What is needed:
Across the records below, count every line that contains the string "light", then report the count alone.

BEGIN Supplied material

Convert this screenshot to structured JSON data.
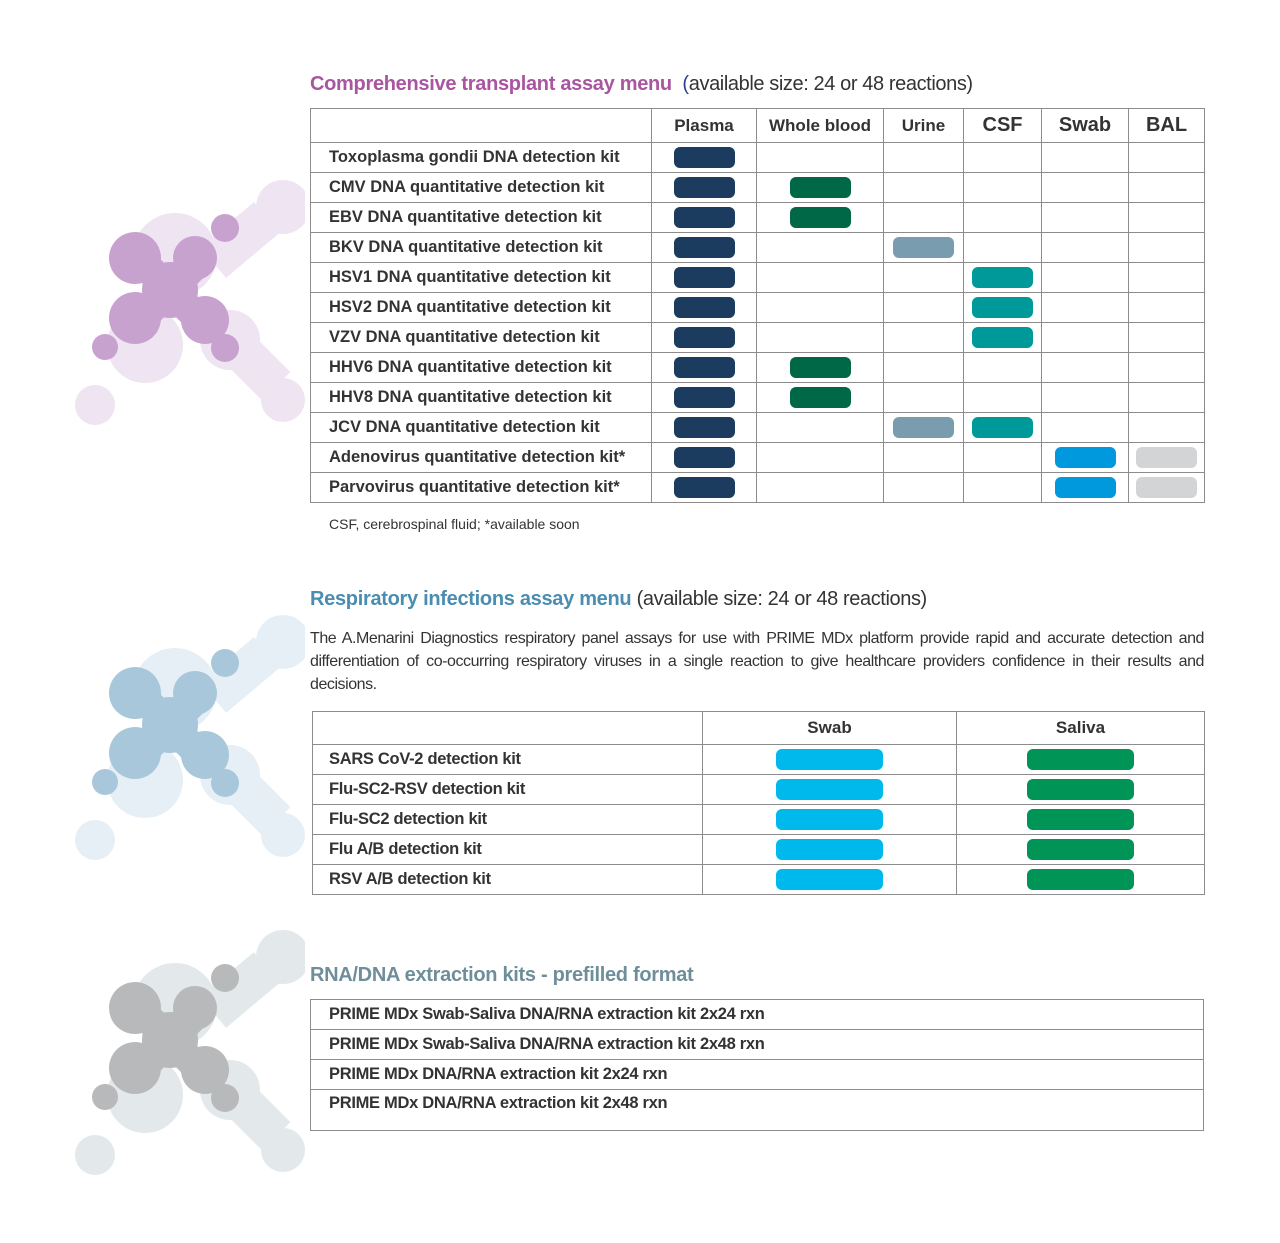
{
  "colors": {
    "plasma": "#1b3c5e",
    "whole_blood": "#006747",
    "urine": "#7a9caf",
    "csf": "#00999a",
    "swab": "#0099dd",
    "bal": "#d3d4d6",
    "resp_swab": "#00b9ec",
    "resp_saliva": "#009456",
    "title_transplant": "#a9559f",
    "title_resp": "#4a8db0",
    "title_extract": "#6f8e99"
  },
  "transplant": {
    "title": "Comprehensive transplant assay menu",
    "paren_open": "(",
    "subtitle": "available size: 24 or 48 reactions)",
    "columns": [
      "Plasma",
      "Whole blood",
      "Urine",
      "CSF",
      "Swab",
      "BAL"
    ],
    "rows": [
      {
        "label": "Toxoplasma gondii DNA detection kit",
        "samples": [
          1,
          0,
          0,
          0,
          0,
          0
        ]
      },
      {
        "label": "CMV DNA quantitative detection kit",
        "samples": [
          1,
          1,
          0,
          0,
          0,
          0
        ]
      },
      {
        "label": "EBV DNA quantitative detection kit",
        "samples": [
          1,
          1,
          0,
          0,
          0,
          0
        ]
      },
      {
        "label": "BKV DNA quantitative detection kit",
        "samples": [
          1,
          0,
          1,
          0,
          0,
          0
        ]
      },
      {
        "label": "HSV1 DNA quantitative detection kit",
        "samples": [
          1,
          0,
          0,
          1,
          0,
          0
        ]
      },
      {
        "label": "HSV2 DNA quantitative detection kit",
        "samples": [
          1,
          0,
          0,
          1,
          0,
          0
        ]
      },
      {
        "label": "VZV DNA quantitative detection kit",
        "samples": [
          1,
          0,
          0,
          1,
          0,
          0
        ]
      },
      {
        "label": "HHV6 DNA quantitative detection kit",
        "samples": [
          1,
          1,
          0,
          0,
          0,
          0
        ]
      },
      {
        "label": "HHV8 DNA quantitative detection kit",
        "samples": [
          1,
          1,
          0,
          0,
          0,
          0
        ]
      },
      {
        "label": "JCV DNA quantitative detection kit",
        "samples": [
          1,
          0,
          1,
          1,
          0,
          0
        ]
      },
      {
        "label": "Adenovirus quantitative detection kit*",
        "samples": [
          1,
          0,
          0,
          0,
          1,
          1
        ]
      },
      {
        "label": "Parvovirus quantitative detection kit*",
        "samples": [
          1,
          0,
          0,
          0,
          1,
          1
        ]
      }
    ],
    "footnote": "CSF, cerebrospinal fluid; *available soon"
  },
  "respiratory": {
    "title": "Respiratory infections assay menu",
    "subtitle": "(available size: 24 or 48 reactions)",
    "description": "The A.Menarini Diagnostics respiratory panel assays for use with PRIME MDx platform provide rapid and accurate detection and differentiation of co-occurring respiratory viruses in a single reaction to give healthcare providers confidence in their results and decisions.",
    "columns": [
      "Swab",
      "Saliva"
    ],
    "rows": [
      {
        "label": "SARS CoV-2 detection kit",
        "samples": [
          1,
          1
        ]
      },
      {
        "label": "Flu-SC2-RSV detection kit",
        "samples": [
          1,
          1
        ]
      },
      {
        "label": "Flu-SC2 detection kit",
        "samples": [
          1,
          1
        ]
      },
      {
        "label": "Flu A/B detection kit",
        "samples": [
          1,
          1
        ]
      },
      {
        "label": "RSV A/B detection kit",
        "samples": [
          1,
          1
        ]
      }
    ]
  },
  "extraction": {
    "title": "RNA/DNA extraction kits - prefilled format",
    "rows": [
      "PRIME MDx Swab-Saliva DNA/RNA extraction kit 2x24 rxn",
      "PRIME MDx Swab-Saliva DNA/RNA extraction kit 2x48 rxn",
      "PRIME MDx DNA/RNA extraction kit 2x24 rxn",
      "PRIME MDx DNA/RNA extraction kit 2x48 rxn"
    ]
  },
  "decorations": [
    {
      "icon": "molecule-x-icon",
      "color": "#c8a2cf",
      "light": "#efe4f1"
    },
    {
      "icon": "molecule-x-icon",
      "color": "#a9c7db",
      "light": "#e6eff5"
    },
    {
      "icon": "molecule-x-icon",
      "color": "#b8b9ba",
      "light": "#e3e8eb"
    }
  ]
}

END Supplied material
BEGIN Supplied material

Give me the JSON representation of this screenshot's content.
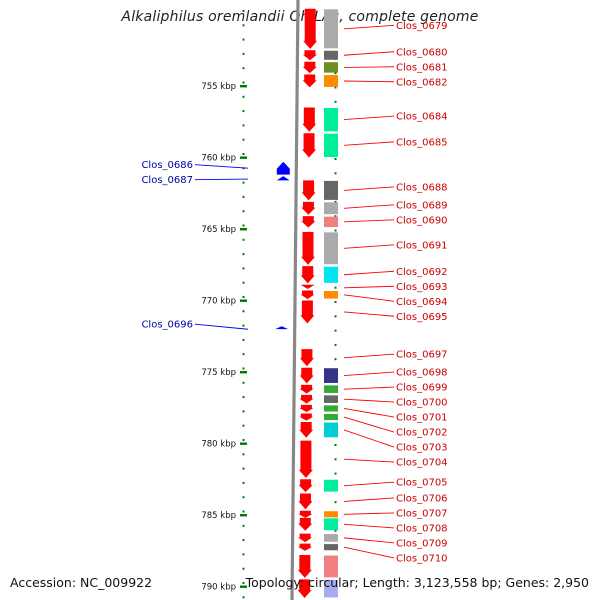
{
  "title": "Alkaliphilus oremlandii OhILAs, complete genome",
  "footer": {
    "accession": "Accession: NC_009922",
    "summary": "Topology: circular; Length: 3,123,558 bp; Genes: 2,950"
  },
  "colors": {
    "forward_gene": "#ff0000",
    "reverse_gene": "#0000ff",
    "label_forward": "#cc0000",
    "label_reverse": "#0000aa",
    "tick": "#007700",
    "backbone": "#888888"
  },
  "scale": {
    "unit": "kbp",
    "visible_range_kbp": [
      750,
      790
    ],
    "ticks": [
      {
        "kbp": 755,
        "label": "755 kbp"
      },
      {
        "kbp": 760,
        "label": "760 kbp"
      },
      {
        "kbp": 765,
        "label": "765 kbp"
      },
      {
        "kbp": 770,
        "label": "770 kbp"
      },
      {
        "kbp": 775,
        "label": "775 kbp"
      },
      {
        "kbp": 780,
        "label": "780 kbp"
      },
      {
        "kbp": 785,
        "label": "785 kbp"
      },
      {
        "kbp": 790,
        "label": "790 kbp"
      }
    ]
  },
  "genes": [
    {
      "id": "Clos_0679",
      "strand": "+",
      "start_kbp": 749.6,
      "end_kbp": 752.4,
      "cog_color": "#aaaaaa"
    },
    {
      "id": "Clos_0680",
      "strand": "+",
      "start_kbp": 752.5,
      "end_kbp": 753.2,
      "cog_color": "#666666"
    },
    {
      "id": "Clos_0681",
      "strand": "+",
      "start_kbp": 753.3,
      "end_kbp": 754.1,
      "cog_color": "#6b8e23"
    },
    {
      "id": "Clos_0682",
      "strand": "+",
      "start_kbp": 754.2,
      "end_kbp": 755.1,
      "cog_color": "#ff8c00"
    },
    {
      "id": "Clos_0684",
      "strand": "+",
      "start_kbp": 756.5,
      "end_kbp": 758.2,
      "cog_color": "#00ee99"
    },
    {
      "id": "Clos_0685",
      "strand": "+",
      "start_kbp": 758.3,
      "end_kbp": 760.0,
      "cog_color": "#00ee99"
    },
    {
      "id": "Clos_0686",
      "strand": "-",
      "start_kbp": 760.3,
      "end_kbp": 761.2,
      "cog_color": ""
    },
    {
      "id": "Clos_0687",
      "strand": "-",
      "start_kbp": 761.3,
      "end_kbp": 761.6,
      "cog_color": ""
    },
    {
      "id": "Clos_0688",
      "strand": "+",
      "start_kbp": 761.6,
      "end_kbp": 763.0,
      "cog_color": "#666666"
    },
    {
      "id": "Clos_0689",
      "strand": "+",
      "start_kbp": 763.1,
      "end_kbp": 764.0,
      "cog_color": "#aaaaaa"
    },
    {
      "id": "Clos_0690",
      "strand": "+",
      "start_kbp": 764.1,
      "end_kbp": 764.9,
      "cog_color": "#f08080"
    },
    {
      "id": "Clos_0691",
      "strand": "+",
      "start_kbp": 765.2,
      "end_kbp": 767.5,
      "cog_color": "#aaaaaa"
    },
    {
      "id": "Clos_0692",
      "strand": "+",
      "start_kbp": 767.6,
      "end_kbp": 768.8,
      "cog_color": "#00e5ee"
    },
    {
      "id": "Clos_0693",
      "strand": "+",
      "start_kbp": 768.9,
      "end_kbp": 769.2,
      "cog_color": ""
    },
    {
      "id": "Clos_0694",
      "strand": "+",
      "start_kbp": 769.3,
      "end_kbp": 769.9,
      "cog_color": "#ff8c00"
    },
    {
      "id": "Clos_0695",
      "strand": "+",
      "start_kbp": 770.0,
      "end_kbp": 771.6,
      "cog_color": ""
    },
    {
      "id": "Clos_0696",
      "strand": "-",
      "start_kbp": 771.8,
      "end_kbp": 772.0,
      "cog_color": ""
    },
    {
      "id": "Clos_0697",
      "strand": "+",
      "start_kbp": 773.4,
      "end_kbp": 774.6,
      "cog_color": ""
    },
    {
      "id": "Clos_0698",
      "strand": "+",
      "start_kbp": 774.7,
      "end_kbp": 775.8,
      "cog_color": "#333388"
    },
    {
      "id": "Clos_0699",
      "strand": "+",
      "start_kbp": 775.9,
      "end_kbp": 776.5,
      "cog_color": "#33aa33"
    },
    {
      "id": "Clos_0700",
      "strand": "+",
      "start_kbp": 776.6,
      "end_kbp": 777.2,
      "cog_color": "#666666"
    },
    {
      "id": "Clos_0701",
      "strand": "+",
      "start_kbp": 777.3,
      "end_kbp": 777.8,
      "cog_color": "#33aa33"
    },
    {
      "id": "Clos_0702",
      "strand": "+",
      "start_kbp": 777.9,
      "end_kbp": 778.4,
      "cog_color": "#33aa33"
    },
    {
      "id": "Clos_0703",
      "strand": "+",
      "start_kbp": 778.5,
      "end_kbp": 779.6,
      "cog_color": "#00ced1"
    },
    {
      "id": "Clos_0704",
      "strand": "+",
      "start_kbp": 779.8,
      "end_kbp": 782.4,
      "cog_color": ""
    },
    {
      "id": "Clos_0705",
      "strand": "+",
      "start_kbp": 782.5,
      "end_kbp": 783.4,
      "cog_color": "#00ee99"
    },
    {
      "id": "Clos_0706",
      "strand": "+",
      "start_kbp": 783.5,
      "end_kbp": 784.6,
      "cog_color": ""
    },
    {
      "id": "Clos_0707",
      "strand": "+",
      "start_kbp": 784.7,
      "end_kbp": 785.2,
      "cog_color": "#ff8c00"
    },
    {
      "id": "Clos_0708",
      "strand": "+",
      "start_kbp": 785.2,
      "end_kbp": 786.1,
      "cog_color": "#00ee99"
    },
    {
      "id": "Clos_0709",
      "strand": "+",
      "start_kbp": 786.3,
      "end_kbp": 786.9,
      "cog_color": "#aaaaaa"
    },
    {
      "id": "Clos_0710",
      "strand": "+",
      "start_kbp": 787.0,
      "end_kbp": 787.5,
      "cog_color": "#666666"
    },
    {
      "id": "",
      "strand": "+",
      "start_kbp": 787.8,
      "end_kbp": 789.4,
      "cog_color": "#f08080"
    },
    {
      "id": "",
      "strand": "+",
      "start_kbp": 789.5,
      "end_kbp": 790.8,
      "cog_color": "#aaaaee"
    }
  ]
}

END Supplied material

Response for this exercise:
3